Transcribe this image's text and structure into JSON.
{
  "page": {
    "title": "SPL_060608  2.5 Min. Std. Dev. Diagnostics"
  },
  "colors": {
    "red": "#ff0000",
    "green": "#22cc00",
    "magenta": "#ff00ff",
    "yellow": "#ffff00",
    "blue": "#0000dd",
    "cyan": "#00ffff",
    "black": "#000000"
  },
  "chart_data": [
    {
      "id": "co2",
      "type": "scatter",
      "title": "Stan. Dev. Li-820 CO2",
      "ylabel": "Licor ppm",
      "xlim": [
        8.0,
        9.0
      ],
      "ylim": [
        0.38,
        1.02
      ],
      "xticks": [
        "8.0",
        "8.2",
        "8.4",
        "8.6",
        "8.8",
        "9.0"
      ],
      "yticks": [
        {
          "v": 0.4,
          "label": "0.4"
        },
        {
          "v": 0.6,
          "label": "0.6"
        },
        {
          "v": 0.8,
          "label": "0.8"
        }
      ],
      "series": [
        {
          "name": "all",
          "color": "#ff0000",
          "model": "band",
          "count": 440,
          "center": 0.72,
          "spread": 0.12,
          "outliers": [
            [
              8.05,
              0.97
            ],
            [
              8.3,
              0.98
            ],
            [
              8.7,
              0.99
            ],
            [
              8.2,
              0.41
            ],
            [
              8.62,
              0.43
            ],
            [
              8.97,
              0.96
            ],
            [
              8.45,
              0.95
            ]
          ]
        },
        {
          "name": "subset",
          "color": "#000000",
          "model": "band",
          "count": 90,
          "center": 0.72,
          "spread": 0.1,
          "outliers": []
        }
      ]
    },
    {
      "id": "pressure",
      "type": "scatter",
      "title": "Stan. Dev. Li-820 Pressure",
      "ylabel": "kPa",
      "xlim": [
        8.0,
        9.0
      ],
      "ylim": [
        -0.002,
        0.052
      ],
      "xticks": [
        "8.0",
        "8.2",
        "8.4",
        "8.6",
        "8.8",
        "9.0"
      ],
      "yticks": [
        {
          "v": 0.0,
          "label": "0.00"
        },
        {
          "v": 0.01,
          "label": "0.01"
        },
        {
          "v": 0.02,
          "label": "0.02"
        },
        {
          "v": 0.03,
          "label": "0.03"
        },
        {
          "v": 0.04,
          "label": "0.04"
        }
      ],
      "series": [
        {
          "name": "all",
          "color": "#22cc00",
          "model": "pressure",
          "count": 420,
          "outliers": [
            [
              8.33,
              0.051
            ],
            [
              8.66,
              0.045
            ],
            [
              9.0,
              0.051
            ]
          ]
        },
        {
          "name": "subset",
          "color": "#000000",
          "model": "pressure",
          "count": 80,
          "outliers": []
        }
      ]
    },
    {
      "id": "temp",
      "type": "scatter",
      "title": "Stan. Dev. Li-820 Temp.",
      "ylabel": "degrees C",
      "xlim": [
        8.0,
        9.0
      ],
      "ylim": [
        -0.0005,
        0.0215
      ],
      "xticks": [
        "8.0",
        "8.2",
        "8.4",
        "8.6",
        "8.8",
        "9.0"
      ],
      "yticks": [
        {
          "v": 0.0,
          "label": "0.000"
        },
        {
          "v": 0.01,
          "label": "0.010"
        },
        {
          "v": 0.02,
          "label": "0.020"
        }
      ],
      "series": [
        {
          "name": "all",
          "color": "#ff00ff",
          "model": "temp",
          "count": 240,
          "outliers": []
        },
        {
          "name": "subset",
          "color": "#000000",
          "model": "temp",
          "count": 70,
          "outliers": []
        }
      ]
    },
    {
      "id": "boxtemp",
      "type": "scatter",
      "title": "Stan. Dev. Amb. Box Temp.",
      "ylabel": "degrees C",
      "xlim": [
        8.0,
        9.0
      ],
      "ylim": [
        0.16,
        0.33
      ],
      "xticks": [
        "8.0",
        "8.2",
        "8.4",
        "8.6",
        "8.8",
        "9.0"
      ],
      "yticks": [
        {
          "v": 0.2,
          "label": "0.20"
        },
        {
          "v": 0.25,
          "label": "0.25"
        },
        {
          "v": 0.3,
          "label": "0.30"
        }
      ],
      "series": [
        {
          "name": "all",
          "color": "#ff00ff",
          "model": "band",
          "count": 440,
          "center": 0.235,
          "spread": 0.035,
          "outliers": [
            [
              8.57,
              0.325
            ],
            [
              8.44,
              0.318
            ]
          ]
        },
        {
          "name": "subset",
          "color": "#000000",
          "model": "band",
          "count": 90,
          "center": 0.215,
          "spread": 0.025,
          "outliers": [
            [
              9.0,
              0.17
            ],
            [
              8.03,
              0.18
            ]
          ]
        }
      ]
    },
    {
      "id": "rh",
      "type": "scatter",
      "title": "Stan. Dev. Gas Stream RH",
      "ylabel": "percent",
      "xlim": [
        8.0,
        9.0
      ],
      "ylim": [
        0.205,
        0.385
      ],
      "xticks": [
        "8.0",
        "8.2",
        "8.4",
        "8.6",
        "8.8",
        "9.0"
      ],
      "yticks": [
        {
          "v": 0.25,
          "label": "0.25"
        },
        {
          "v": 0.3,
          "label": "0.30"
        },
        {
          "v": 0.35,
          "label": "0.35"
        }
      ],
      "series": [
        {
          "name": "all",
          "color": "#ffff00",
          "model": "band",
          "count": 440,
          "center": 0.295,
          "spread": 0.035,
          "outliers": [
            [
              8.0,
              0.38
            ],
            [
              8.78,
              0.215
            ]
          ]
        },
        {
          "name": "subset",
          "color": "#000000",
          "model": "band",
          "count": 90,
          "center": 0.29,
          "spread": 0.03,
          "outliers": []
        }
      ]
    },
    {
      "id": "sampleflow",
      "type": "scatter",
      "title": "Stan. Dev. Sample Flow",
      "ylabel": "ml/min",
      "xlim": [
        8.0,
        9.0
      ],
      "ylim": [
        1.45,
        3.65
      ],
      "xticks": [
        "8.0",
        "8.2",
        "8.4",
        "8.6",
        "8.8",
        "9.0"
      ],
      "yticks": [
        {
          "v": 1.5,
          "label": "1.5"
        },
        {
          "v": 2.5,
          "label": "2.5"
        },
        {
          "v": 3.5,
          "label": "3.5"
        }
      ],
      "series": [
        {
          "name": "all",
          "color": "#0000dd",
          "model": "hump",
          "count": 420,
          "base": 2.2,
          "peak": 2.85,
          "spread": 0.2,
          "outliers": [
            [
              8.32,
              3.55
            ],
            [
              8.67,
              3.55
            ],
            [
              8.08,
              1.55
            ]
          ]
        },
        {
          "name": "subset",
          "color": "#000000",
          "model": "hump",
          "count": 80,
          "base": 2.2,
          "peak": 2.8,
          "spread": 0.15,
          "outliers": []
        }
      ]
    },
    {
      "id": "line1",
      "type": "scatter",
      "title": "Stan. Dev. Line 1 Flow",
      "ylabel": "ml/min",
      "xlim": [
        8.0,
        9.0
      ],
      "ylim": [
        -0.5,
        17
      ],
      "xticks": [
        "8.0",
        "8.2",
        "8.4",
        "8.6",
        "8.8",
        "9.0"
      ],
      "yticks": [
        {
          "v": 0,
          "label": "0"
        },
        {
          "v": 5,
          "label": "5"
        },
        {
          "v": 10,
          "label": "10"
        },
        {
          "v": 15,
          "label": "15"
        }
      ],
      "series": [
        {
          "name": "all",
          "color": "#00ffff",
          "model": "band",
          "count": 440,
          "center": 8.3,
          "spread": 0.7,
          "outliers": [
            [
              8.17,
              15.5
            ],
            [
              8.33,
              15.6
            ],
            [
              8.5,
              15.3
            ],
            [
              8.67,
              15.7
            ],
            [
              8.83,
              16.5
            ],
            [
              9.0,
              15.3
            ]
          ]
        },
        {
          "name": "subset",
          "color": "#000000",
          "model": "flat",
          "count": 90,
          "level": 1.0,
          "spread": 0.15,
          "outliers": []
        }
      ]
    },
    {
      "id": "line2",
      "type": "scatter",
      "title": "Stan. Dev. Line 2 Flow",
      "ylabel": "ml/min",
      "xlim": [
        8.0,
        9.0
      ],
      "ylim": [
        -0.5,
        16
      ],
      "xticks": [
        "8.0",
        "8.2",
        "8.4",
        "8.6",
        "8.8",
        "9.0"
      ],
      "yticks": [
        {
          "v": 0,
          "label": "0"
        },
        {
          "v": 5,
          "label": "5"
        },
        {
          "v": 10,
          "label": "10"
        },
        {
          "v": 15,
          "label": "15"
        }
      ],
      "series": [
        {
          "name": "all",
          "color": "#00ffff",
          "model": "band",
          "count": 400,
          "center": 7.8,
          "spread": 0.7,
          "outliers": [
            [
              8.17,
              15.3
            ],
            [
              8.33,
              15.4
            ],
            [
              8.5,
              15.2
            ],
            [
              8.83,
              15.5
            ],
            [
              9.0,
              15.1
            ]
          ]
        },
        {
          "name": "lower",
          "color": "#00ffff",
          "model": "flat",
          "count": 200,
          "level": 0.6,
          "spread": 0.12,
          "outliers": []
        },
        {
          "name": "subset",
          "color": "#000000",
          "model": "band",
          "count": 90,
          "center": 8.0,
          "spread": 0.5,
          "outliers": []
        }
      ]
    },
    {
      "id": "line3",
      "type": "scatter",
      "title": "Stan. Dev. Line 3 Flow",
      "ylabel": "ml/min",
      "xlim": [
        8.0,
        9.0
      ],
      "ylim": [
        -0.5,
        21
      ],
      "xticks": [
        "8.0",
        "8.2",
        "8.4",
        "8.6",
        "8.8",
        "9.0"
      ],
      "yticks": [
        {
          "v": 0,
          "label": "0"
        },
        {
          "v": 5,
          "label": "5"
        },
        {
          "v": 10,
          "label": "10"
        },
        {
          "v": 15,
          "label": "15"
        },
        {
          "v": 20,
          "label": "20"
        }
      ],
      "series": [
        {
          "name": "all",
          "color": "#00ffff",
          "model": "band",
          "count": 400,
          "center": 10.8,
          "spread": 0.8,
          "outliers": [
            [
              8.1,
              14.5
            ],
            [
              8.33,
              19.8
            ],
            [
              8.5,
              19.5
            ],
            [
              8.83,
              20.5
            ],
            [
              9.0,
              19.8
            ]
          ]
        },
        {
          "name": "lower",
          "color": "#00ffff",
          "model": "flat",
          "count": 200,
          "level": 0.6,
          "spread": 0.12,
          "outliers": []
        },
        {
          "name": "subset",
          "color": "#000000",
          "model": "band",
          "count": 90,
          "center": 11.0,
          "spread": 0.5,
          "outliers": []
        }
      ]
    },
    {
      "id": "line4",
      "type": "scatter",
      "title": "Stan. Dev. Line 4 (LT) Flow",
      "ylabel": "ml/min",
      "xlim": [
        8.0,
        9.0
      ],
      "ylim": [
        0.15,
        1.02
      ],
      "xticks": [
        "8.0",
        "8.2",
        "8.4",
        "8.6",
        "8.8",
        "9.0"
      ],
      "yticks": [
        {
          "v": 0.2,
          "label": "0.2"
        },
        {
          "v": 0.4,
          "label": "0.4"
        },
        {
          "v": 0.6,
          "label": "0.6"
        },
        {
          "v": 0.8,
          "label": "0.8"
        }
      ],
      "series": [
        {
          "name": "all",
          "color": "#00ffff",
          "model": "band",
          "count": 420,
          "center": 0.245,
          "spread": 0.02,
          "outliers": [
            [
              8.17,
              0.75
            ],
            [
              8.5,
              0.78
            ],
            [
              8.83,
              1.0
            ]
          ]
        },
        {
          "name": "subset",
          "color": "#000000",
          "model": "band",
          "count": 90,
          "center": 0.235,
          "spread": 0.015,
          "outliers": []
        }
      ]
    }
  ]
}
==*==
EXERCISE
Give only the number of lines in the listing above that include the string "title".

THE RESULT
11